(Exercise task)
Repeat each line of the material exactly.

* START Material for this exercise *

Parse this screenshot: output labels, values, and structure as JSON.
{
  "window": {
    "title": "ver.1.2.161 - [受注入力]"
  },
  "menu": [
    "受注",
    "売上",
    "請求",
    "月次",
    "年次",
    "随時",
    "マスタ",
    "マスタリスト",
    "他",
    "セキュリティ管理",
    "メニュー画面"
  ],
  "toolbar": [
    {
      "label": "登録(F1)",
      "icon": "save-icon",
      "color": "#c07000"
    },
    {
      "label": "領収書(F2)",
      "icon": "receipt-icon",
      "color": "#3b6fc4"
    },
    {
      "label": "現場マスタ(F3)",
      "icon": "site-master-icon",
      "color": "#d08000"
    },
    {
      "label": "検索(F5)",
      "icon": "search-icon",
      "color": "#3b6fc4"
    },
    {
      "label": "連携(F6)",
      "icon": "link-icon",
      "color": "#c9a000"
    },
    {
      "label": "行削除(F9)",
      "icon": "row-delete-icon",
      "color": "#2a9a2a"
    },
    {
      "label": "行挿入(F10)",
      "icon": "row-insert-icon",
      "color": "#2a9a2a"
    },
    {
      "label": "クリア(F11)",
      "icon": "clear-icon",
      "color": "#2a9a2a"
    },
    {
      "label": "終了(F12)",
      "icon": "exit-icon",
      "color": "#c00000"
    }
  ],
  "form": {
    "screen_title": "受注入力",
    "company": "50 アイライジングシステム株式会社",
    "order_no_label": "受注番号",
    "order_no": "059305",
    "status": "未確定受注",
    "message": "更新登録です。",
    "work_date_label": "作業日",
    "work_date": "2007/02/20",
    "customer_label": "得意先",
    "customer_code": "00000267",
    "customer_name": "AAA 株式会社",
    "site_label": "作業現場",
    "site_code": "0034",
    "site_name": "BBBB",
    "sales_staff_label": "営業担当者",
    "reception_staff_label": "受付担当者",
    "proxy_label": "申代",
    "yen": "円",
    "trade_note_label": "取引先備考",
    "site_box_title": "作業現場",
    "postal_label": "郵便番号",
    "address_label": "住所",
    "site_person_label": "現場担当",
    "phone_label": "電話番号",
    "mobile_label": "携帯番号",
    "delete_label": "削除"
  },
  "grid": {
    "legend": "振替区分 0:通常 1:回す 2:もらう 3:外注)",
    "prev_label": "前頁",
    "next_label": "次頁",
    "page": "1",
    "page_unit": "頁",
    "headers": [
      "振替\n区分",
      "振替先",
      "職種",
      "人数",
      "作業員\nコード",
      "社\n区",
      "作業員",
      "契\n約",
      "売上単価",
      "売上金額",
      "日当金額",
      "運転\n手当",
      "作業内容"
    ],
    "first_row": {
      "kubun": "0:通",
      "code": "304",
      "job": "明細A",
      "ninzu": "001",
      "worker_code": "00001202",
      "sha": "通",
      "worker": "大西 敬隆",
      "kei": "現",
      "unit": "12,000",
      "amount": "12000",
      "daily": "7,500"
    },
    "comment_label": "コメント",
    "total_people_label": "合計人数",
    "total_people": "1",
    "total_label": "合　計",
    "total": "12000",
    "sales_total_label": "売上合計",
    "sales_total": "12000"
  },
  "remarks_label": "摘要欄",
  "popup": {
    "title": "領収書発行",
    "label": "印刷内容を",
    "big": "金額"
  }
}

* END Material for this exercise *

(Solution for this problem)
Parse this screenshot: output labels, values, and structure as JSON.
{
  "window": {
    "title": "ver.1.2.161 - [受注入力]"
  },
  "menu": [
    "受注",
    "売上",
    "請求",
    "月次",
    "年次",
    "随時",
    "マスタ",
    "マスタリスト",
    "他",
    "セキュリティ管理",
    "メニュー画面"
  ],
  "toolbar": [
    {
      "label": "登録(F1)",
      "icon": "save-icon",
      "color": "#c07000"
    },
    {
      "label": "領収書(F2)",
      "icon": "receipt-icon",
      "color": "#3b6fc4"
    },
    {
      "label": "現場マスタ(F3)",
      "icon": "site-master-icon",
      "color": "#d08000"
    },
    {
      "label": "検索(F5)",
      "icon": "search-icon",
      "color": "#3b6fc4"
    },
    {
      "label": "連携(F6)",
      "icon": "link-icon",
      "color": "#c9a000"
    },
    {
      "label": "行削除(F9)",
      "icon": "row-delete-icon",
      "color": "#2a9a2a"
    },
    {
      "label": "行挿入(F10)",
      "icon": "row-insert-icon",
      "color": "#2a9a2a"
    },
    {
      "label": "クリア(F11)",
      "icon": "clear-icon",
      "color": "#2a9a2a"
    },
    {
      "label": "終了(F12)",
      "icon": "exit-icon",
      "color": "#c00000"
    }
  ],
  "form": {
    "screen_title": "受注入力",
    "company": "50 アイライジングシステム株式会社",
    "order_no_label": "受注番号",
    "order_no": "059305",
    "status": "未確定受注",
    "message": "更新登録です。",
    "work_date_label": "作業日",
    "work_date": "2007/02/20",
    "customer_label": "得意先",
    "customer_code": "00000267",
    "customer_name": "AAA 株式会社",
    "site_label": "作業現場",
    "site_code": "0034",
    "site_name": "BBBB",
    "sales_staff_label": "営業担当者",
    "reception_staff_label": "受付担当者",
    "proxy_label": "申代",
    "yen": "円",
    "trade_note_label": "取引先備考",
    "site_box_title": "作業現場",
    "postal_label": "郵便番号",
    "address_label": "住所",
    "site_person_label": "現場担当",
    "phone_label": "電話番号",
    "mobile_label": "携帯番号",
    "delete_label": "削除"
  },
  "grid": {
    "legend": "振替区分 0:通常 1:回す 2:もらう 3:外注)",
    "prev_label": "前頁",
    "next_label": "次頁",
    "page": "1",
    "page_unit": "頁",
    "headers": [
      "振替\n区分",
      "振替先",
      "職種",
      "人数",
      "作業員\nコード",
      "社\n区",
      "作業員",
      "契\n約",
      "売上単価",
      "売上金額",
      "日当金額",
      "運転\n手当",
      "作業内容"
    ],
    "first_row": {
      "kubun": "0:通",
      "code": "304",
      "job": "明細A",
      "ninzu": "001",
      "worker_code": "00001202",
      "sha": "通",
      "worker": "大西 敬隆",
      "kei": "現",
      "unit": "12,000",
      "amount": "12000",
      "daily": "7,500"
    },
    "comment_label": "コメント",
    "total_people_label": "合計人数",
    "total_people": "1",
    "total_label": "合　計",
    "total": "12000",
    "sales_total_label": "売上合計",
    "sales_total": "12000"
  },
  "remarks_label": "摘要欄",
  "popup": {
    "title": "領収書発行",
    "label": "印刷内容を",
    "big": "金額"
  }
}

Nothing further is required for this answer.